# TASK REQUIREMENTS
Write the material out again, line by line, exactly as it is.

# SUPPLIED MATERIAL
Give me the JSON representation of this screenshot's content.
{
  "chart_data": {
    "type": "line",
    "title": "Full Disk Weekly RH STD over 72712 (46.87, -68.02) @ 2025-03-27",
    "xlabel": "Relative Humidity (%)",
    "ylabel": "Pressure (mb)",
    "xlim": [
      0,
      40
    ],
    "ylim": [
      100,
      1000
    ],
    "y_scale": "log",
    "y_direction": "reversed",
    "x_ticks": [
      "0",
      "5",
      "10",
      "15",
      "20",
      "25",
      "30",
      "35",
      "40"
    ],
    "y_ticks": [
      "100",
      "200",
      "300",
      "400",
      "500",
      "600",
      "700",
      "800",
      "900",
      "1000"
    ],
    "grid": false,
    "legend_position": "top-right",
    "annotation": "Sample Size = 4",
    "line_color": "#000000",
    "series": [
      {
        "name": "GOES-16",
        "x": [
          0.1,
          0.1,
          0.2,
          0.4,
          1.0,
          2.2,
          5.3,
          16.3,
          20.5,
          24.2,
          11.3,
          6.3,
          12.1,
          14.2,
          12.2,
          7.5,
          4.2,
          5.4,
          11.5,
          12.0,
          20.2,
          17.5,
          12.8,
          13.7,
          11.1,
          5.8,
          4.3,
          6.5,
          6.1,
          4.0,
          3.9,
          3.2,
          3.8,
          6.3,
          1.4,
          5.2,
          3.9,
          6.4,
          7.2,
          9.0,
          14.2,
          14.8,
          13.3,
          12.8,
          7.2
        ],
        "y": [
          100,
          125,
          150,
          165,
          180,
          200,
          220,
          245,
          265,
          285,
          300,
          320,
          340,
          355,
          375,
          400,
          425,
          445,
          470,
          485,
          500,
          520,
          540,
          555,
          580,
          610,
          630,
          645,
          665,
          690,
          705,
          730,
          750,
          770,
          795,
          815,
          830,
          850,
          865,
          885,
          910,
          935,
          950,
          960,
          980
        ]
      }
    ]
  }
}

# TASK ANSWER
Give me the JSON representation of this screenshot's content.
{
  "chart_data": {
    "type": "line",
    "title": "Full Disk Weekly RH STD over 72712 (46.87, -68.02) @ 2025-03-27",
    "xlabel": "Relative Humidity (%)",
    "ylabel": "Pressure (mb)",
    "xlim": [
      0,
      40
    ],
    "ylim": [
      100,
      1000
    ],
    "y_scale": "log",
    "y_direction": "reversed",
    "x_ticks": [
      "0",
      "5",
      "10",
      "15",
      "20",
      "25",
      "30",
      "35",
      "40"
    ],
    "y_ticks": [
      "100",
      "200",
      "300",
      "400",
      "500",
      "600",
      "700",
      "800",
      "900",
      "1000"
    ],
    "grid": false,
    "legend_position": "top-right",
    "annotation": "Sample Size = 4",
    "line_color": "#000000",
    "series": [
      {
        "name": "GOES-16",
        "x": [
          0.1,
          0.1,
          0.2,
          0.4,
          1.0,
          2.2,
          5.3,
          16.3,
          20.5,
          24.2,
          11.3,
          6.3,
          12.1,
          14.2,
          12.2,
          7.5,
          4.2,
          5.4,
          11.5,
          12.0,
          20.2,
          17.5,
          12.8,
          13.7,
          11.1,
          5.8,
          4.3,
          6.5,
          6.1,
          4.0,
          3.9,
          3.2,
          3.8,
          6.3,
          1.4,
          5.2,
          3.9,
          6.4,
          7.2,
          9.0,
          14.2,
          14.8,
          13.3,
          12.8,
          7.2
        ],
        "y": [
          100,
          125,
          150,
          165,
          180,
          200,
          220,
          245,
          265,
          285,
          300,
          320,
          340,
          355,
          375,
          400,
          425,
          445,
          470,
          485,
          500,
          520,
          540,
          555,
          580,
          610,
          630,
          645,
          665,
          690,
          705,
          730,
          750,
          770,
          795,
          815,
          830,
          850,
          865,
          885,
          910,
          935,
          950,
          960,
          980
        ]
      }
    ]
  }
}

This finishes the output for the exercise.